DIRECTIVE: Return the records exactly as they are.

┏━━

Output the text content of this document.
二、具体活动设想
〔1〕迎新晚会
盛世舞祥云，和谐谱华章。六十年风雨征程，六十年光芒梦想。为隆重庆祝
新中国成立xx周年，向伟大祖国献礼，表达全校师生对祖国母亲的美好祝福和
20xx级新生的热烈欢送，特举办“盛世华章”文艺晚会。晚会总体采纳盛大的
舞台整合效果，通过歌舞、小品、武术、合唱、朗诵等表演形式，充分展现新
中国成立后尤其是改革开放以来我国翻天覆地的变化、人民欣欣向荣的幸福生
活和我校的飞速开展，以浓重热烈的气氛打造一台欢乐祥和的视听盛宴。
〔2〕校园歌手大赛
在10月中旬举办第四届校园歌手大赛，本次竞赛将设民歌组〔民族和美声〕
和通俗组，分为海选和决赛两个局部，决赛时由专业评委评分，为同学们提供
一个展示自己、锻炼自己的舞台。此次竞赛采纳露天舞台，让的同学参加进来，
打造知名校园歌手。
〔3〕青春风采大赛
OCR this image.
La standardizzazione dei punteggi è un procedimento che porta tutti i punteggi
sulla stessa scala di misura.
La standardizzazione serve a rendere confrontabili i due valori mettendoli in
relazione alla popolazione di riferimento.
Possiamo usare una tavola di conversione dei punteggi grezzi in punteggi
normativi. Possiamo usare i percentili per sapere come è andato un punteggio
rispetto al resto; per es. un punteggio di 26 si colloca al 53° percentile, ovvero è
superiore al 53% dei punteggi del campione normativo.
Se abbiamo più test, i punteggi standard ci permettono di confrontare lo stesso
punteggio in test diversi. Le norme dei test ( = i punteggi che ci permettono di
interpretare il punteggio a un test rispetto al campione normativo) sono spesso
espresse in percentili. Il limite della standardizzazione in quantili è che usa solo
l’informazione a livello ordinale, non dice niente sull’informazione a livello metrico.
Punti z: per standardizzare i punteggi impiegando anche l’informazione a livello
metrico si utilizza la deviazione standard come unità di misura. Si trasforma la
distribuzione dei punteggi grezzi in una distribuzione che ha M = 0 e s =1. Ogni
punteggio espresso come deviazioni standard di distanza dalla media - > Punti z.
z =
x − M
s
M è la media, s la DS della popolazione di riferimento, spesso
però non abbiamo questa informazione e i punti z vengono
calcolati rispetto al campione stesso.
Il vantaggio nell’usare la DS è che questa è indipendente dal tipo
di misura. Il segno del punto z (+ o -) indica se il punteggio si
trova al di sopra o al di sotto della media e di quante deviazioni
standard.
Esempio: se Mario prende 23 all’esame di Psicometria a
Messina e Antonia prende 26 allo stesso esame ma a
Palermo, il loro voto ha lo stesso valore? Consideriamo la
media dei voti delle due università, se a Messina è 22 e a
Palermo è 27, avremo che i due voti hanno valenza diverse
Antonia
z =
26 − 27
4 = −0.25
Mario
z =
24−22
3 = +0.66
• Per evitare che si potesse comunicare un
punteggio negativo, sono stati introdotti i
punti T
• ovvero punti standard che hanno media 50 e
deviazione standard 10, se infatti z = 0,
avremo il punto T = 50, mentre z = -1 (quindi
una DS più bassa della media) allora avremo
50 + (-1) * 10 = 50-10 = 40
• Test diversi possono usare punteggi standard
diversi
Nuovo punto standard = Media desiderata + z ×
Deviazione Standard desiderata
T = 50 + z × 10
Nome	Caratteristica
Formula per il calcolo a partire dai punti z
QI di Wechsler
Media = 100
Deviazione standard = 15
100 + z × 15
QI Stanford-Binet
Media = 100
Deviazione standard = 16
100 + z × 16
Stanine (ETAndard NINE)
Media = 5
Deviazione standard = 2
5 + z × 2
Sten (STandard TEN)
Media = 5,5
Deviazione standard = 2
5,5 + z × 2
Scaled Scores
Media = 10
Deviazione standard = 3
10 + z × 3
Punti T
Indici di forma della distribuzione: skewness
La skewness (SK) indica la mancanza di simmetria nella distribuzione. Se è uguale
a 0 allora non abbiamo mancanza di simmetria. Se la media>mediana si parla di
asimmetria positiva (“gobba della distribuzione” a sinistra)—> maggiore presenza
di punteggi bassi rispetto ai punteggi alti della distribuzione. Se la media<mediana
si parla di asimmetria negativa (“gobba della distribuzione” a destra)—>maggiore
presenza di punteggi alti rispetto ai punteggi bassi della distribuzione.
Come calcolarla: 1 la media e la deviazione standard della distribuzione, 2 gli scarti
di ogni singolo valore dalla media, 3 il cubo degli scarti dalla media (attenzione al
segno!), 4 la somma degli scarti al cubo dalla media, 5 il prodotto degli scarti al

┗━━

FINISHED EXERCISE:
Output the text content of this document.
二、具体活动设想
〔1〕迎新晚会
盛世舞祥云，和谐谱华章。六十年风雨征程，六十年光芒梦想。为隆重庆祝
新中国成立xx周年，向伟大祖国献礼，表达全校师生对祖国母亲的美好祝福和
20xx级新生的热烈欢送，特举办“盛世华章”文艺晚会。晚会总体采纳盛大的
舞台整合效果，通过歌舞、小品、武术、合唱、朗诵等表演形式，充分展现新
中国成立后尤其是改革开放以来我国翻天覆地的变化、人民欣欣向荣的幸福生
活和我校的飞速开展，以浓重热烈的气氛打造一台欢乐祥和的视听盛宴。
〔2〕校园歌手大赛
在10月中旬举办第四届校园歌手大赛，本次竞赛将设民歌组〔民族和美声〕
和通俗组，分为海选和决赛两个局部，决赛时由专业评委评分，为同学们提供
一个展示自己、锻炼自己的舞台。此次竞赛采纳露天舞台，让的同学参加进来，
打造知名校园歌手。
〔3〕青春风采大赛
OCR this image.
La standardizzazione dei punteggi è un procedimento che porta tutti i punteggi
sulla stessa scala di misura.
La standardizzazione serve a rendere confrontabili i due valori mettendoli in
relazione alla popolazione di riferimento.
Possiamo usare una tavola di conversione dei punteggi grezzi in punteggi
normativi. Possiamo usare i percentili per sapere come è andato un punteggio
rispetto al resto; per es. un punteggio di 26 si colloca al 53° percentile, ovvero è
superiore al 53% dei punteggi del campione normativo.
Se abbiamo più test, i punteggi standard ci permettono di confrontare lo stesso
punteggio in test diversi. Le norme dei test ( = i punteggi che ci permettono di
interpretare il punteggio a un test rispetto al campione normativo) sono spesso
espresse in percentili. Il limite della standardizzazione in quantili è che usa solo
l’informazione a livello ordinale, non dice niente sull’informazione a livello metrico.
Punti z: per standardizzare i punteggi impiegando anche l’informazione a livello
metrico si utilizza la deviazione standard come unità di misura. Si trasforma la
distribuzione dei punteggi grezzi in una distribuzione che ha M = 0 e s =1. Ogni
punteggio espresso come deviazioni standard di distanza dalla media - > Punti z.
z =
x − M
s
M è la media, s la DS della popolazione di riferimento, spesso
però non abbiamo questa informazione e i punti z vengono
calcolati rispetto al campione stesso.
Il vantaggio nell’usare la DS è che questa è indipendente dal tipo
di misura. Il segno del punto z (+ o -) indica se il punteggio si
trova al di sopra o al di sotto della media e di quante deviazioni
standard.
Esempio: se Mario prende 23 all’esame di Psicometria a
Messina e Antonia prende 26 allo stesso esame ma a
Palermo, il loro voto ha lo stesso valore? Consideriamo la
media dei voti delle due università, se a Messina è 22 e a
Palermo è 27, avremo che i due voti hanno valenza diverse
Antonia
z =
26 − 27
4 = −0.25
Mario
z =
24−22
3 = +0.66
• Per evitare che si potesse comunicare un
punteggio negativo, sono stati introdotti i
punti T
• ovvero punti standard che hanno media 50 e
deviazione standard 10, se infatti z = 0,
avremo il punto T = 50, mentre z = -1 (quindi
una DS più bassa della media) allora avremo
50 + (-1) * 10 = 50-10 = 40
• Test diversi possono usare punteggi standard
diversi
Nuovo punto standard = Media desiderata + z ×
Deviazione Standard desiderata
T = 50 + z × 10
Nome	Caratteristica
Formula per il calcolo a partire dai punti z
QI di Wechsler
Media = 100
Deviazione standard = 15
100 + z × 15
QI Stanford-Binet
Media = 100
Deviazione standard = 16
100 + z × 16
Stanine (ETAndard NINE)
Media = 5
Deviazione standard = 2
5 + z × 2
Sten (STandard TEN)
Media = 5,5
Deviazione standard = 2
5,5 + z × 2
Scaled Scores
Media = 10
Deviazione standard = 3
10 + z × 3
Punti T
Indici di forma della distribuzione: skewness
La skewness (SK) indica la mancanza di simmetria nella distribuzione. Se è uguale
a 0 allora non abbiamo mancanza di simmetria. Se la media>mediana si parla di
asimmetria positiva (“gobba della distribuzione” a sinistra)—> maggiore presenza
di punteggi bassi rispetto ai punteggi alti della distribuzione. Se la media<mediana
si parla di asimmetria negativa (“gobba della distribuzione” a destra)—>maggiore
presenza di punteggi alti rispetto ai punteggi bassi della distribuzione.
Come calcolarla: 1 la media e la deviazione standard della distribuzione, 2 gli scarti
di ogni singolo valore dalla media, 3 il cubo degli scarti dalla media (attenzione al
segno!), 4 la somma degli scarti al cubo dalla media, 5 il prodotto degli scarti al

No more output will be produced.